Retype the material word for word.

### Chart and figure data
##############################

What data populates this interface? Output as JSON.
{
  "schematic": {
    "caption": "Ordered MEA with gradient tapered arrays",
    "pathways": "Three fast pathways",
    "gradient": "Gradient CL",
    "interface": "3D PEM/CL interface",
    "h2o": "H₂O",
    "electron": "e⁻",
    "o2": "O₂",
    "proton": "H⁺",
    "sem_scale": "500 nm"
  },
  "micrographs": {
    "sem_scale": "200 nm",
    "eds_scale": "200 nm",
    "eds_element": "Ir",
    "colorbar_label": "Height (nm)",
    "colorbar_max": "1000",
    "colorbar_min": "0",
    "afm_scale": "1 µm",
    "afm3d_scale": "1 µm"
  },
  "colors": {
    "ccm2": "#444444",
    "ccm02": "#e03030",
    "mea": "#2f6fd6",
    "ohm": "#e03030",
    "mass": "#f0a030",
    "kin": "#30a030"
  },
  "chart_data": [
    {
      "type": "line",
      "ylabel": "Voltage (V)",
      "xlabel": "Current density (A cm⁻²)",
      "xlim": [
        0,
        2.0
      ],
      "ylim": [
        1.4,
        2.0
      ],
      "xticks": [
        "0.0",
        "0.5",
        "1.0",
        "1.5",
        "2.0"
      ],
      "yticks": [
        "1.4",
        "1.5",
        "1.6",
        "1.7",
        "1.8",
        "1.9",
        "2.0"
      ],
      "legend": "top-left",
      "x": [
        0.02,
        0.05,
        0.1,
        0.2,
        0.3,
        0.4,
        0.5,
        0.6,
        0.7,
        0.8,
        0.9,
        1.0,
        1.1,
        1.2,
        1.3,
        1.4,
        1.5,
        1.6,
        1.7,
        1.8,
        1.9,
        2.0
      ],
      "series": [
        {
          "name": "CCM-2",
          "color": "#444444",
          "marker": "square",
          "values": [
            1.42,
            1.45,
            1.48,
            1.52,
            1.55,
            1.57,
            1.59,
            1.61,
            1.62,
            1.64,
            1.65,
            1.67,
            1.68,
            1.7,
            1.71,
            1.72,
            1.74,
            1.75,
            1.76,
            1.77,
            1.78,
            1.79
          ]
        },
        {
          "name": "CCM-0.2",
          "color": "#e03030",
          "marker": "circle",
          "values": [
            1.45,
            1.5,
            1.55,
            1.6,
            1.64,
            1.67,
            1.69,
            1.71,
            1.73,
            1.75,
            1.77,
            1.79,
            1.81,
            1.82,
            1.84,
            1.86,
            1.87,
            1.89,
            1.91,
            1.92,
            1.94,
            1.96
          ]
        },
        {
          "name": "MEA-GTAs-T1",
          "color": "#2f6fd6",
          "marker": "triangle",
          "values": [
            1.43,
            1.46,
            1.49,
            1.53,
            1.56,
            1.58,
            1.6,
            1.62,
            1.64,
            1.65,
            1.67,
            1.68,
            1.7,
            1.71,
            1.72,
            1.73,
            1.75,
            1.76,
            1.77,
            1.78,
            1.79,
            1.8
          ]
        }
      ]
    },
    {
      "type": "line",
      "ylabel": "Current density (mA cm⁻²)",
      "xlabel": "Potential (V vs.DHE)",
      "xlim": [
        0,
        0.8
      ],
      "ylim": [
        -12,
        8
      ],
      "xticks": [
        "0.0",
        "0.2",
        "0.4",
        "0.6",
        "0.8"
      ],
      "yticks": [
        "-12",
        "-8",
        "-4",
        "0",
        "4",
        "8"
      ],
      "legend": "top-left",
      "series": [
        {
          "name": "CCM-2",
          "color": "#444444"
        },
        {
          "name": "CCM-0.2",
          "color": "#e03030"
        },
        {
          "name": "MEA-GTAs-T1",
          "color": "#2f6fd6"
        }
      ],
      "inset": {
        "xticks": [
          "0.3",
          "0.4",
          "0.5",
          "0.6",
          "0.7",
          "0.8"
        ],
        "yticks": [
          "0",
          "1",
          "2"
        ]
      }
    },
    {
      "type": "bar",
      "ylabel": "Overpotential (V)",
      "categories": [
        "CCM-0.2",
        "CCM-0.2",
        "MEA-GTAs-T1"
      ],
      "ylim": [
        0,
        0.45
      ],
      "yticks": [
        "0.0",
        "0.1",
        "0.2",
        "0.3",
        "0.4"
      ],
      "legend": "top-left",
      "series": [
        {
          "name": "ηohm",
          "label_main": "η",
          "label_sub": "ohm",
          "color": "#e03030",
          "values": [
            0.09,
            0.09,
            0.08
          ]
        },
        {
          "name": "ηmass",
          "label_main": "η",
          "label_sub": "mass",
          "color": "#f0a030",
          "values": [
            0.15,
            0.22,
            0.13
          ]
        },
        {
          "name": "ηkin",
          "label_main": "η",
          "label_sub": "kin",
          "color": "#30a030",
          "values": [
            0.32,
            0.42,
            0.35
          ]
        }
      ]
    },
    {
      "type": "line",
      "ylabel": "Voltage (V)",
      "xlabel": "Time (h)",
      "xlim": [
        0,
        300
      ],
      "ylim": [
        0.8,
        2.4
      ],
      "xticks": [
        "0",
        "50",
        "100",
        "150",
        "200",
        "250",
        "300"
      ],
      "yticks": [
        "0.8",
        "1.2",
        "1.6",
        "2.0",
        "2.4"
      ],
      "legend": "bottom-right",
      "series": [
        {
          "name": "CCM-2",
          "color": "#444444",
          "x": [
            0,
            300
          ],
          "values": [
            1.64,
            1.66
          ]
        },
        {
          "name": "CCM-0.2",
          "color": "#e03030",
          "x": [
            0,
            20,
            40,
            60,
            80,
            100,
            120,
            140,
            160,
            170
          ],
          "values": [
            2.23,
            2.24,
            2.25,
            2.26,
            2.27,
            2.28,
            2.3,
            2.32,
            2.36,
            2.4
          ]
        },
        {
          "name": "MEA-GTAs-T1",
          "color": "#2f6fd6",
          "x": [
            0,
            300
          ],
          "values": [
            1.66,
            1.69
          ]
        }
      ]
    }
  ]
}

##############################

### IN RESPONSE
What data populates this interface? Output as JSON.
{
  "schematic": {
    "caption": "Ordered MEA with gradient tapered arrays",
    "pathways": "Three fast pathways",
    "gradient": "Gradient CL",
    "interface": "3D PEM/CL interface",
    "h2o": "H₂O",
    "electron": "e⁻",
    "o2": "O₂",
    "proton": "H⁺",
    "sem_scale": "500 nm"
  },
  "micrographs": {
    "sem_scale": "200 nm",
    "eds_scale": "200 nm",
    "eds_element": "Ir",
    "colorbar_label": "Height (nm)",
    "colorbar_max": "1000",
    "colorbar_min": "0",
    "afm_scale": "1 µm",
    "afm3d_scale": "1 µm"
  },
  "colors": {
    "ccm2": "#444444",
    "ccm02": "#e03030",
    "mea": "#2f6fd6",
    "ohm": "#e03030",
    "mass": "#f0a030",
    "kin": "#30a030"
  },
  "chart_data": [
    {
      "type": "line",
      "ylabel": "Voltage (V)",
      "xlabel": "Current density (A cm⁻²)",
      "xlim": [
        0,
        2.0
      ],
      "ylim": [
        1.4,
        2.0
      ],
      "xticks": [
        "0.0",
        "0.5",
        "1.0",
        "1.5",
        "2.0"
      ],
      "yticks": [
        "1.4",
        "1.5",
        "1.6",
        "1.7",
        "1.8",
        "1.9",
        "2.0"
      ],
      "legend": "top-left",
      "x": [
        0.02,
        0.05,
        0.1,
        0.2,
        0.3,
        0.4,
        0.5,
        0.6,
        0.7,
        0.8,
        0.9,
        1.0,
        1.1,
        1.2,
        1.3,
        1.4,
        1.5,
        1.6,
        1.7,
        1.8,
        1.9,
        2.0
      ],
      "series": [
        {
          "name": "CCM-2",
          "color": "#444444",
          "marker": "square",
          "values": [
            1.42,
            1.45,
            1.48,
            1.52,
            1.55,
            1.57,
            1.59,
            1.61,
            1.62,
            1.64,
            1.65,
            1.67,
            1.68,
            1.7,
            1.71,
            1.72,
            1.74,
            1.75,
            1.76,
            1.77,
            1.78,
            1.79
          ]
        },
        {
          "name": "CCM-0.2",
          "color": "#e03030",
          "marker": "circle",
          "values": [
            1.45,
            1.5,
            1.55,
            1.6,
            1.64,
            1.67,
            1.69,
            1.71,
            1.73,
            1.75,
            1.77,
            1.79,
            1.81,
            1.82,
            1.84,
            1.86,
            1.87,
            1.89,
            1.91,
            1.92,
            1.94,
            1.96
          ]
        },
        {
          "name": "MEA-GTAs-T1",
          "color": "#2f6fd6",
          "marker": "triangle",
          "values": [
            1.43,
            1.46,
            1.49,
            1.53,
            1.56,
            1.58,
            1.6,
            1.62,
            1.64,
            1.65,
            1.67,
            1.68,
            1.7,
            1.71,
            1.72,
            1.73,
            1.75,
            1.76,
            1.77,
            1.78,
            1.79,
            1.8
          ]
        }
      ]
    },
    {
      "type": "line",
      "ylabel": "Current density (mA cm⁻²)",
      "xlabel": "Potential (V vs.DHE)",
      "xlim": [
        0,
        0.8
      ],
      "ylim": [
        -12,
        8
      ],
      "xticks": [
        "0.0",
        "0.2",
        "0.4",
        "0.6",
        "0.8"
      ],
      "yticks": [
        "-12",
        "-8",
        "-4",
        "0",
        "4",
        "8"
      ],
      "legend": "top-left",
      "series": [
        {
          "name": "CCM-2",
          "color": "#444444"
        },
        {
          "name": "CCM-0.2",
          "color": "#e03030"
        },
        {
          "name": "MEA-GTAs-T1",
          "color": "#2f6fd6"
        }
      ],
      "inset": {
        "xticks": [
          "0.3",
          "0.4",
          "0.5",
          "0.6",
          "0.7",
          "0.8"
        ],
        "yticks": [
          "0",
          "1",
          "2"
        ]
      }
    },
    {
      "type": "bar",
      "ylabel": "Overpotential (V)",
      "categories": [
        "CCM-0.2",
        "CCM-0.2",
        "MEA-GTAs-T1"
      ],
      "ylim": [
        0,
        0.45
      ],
      "yticks": [
        "0.0",
        "0.1",
        "0.2",
        "0.3",
        "0.4"
      ],
      "legend": "top-left",
      "series": [
        {
          "name": "ηohm",
          "label_main": "η",
          "label_sub": "ohm",
          "color": "#e03030",
          "values": [
            0.09,
            0.09,
            0.08
          ]
        },
        {
          "name": "ηmass",
          "label_main": "η",
          "label_sub": "mass",
          "color": "#f0a030",
          "values": [
            0.15,
            0.22,
            0.13
          ]
        },
        {
          "name": "ηkin",
          "label_main": "η",
          "label_sub": "kin",
          "color": "#30a030",
          "values": [
            0.32,
            0.42,
            0.35
          ]
        }
      ]
    },
    {
      "type": "line",
      "ylabel": "Voltage (V)",
      "xlabel": "Time (h)",
      "xlim": [
        0,
        300
      ],
      "ylim": [
        0.8,
        2.4
      ],
      "xticks": [
        "0",
        "50",
        "100",
        "150",
        "200",
        "250",
        "300"
      ],
      "yticks": [
        "0.8",
        "1.2",
        "1.6",
        "2.0",
        "2.4"
      ],
      "legend": "bottom-right",
      "series": [
        {
          "name": "CCM-2",
          "color": "#444444",
          "x": [
            0,
            300
          ],
          "values": [
            1.64,
            1.66
          ]
        },
        {
          "name": "CCM-0.2",
          "color": "#e03030",
          "x": [
            0,
            20,
            40,
            60,
            80,
            100,
            120,
            140,
            160,
            170
          ],
          "values": [
            2.23,
            2.24,
            2.25,
            2.26,
            2.27,
            2.28,
            2.3,
            2.32,
            2.36,
            2.4
          ]
        },
        {
          "name": "MEA-GTAs-T1",
          "color": "#2f6fd6",
          "x": [
            0,
            300
          ],
          "values": [
            1.66,
            1.69
          ]
        }
      ]
    }
  ]
}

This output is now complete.